§ TASK PROMPT
From the records below, copy every line that contains the word "price".

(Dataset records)

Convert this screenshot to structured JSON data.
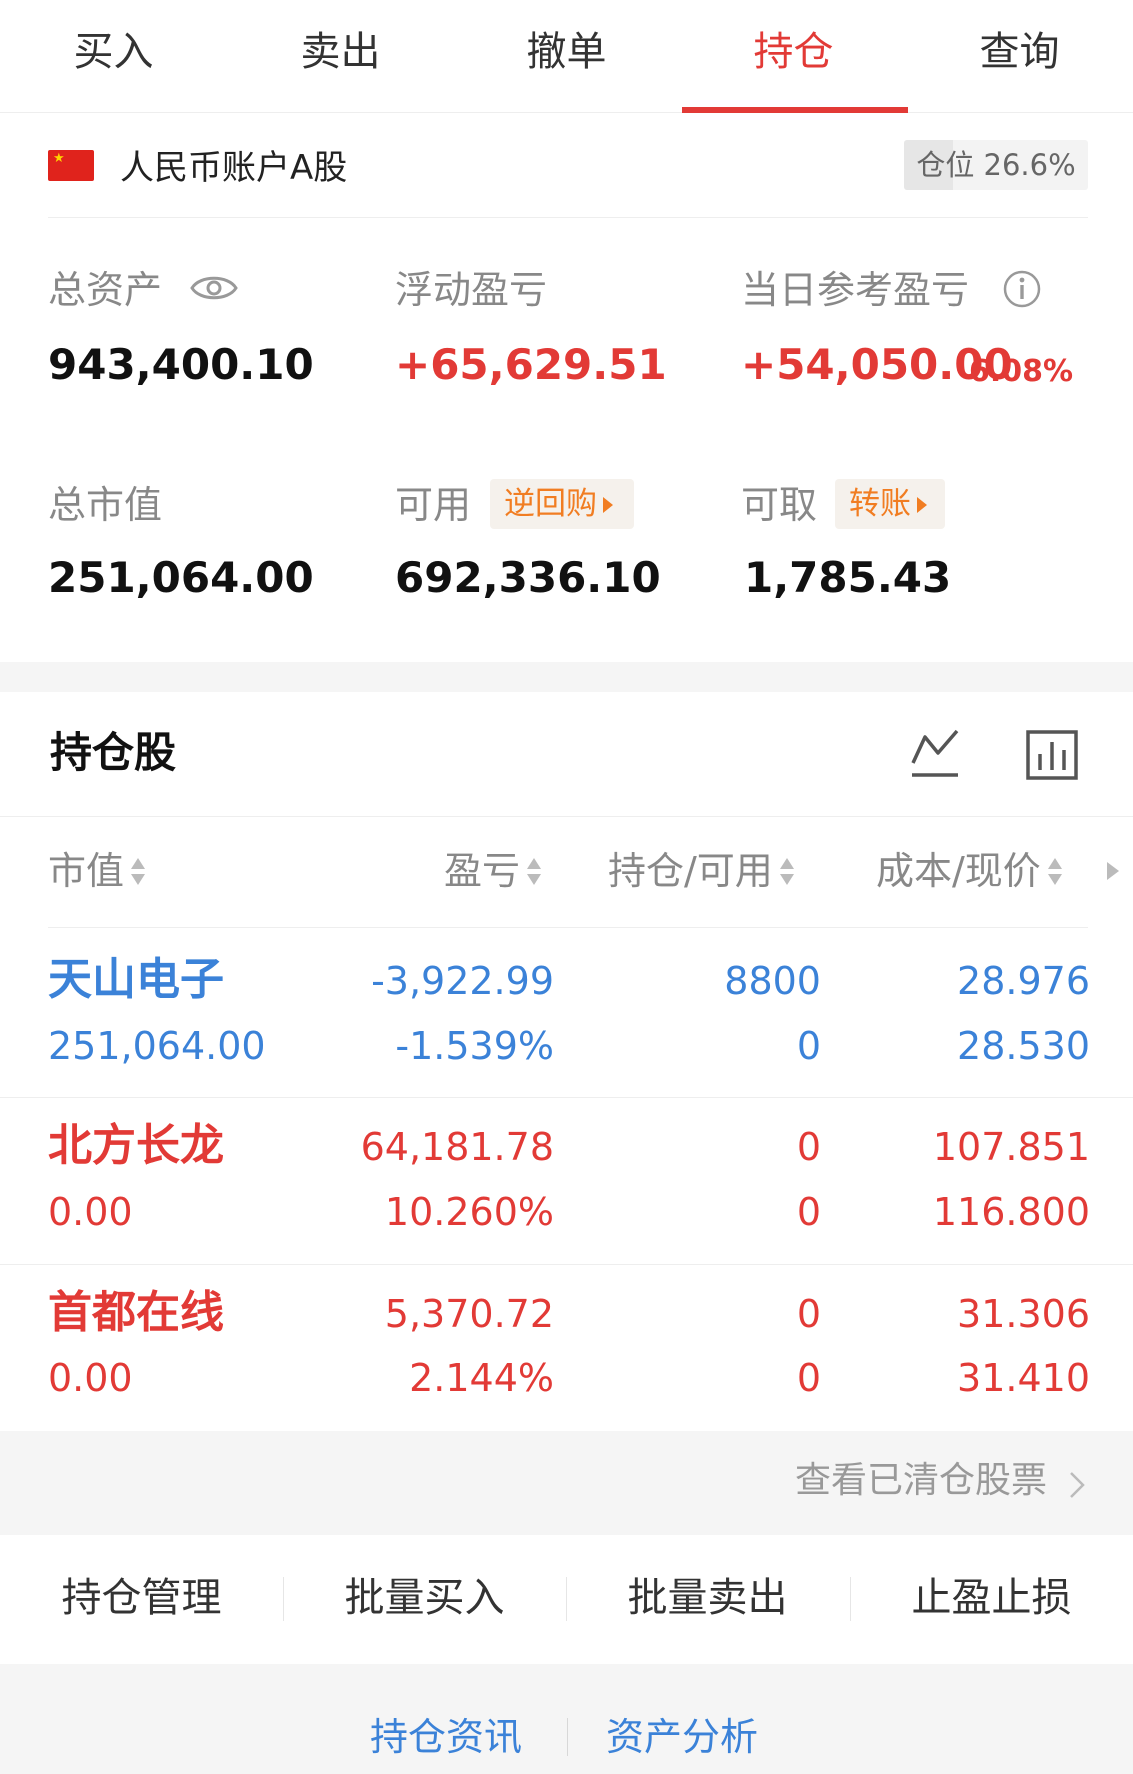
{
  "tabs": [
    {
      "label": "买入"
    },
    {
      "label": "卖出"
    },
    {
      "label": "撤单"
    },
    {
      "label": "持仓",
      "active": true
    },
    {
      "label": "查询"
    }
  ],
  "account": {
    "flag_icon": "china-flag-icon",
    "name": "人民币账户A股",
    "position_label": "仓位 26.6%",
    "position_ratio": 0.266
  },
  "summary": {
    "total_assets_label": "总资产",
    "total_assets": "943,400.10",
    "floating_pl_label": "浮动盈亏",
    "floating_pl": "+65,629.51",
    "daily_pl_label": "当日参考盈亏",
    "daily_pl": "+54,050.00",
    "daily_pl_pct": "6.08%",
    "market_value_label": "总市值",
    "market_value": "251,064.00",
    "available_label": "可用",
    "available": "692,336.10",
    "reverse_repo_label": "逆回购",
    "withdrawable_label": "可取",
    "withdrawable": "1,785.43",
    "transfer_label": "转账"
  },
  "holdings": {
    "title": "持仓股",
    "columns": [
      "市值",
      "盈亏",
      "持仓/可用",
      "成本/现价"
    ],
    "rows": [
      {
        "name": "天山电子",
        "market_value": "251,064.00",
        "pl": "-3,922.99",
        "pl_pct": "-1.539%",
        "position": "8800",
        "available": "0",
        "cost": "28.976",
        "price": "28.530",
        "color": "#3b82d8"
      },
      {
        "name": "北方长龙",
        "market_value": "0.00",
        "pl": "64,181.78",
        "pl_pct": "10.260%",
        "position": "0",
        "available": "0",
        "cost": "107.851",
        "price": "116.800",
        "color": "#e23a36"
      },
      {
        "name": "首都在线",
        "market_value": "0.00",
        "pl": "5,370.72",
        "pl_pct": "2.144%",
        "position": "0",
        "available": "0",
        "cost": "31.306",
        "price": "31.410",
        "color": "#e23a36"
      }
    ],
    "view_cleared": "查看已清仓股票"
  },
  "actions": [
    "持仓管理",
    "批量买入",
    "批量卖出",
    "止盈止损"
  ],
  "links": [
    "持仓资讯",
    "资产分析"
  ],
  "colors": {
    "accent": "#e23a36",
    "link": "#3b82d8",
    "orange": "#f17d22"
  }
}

§ ANSWER FOR THIS EXERCISE
        "price": "28.530",
        "price": "116.800",
        "price": "31.410",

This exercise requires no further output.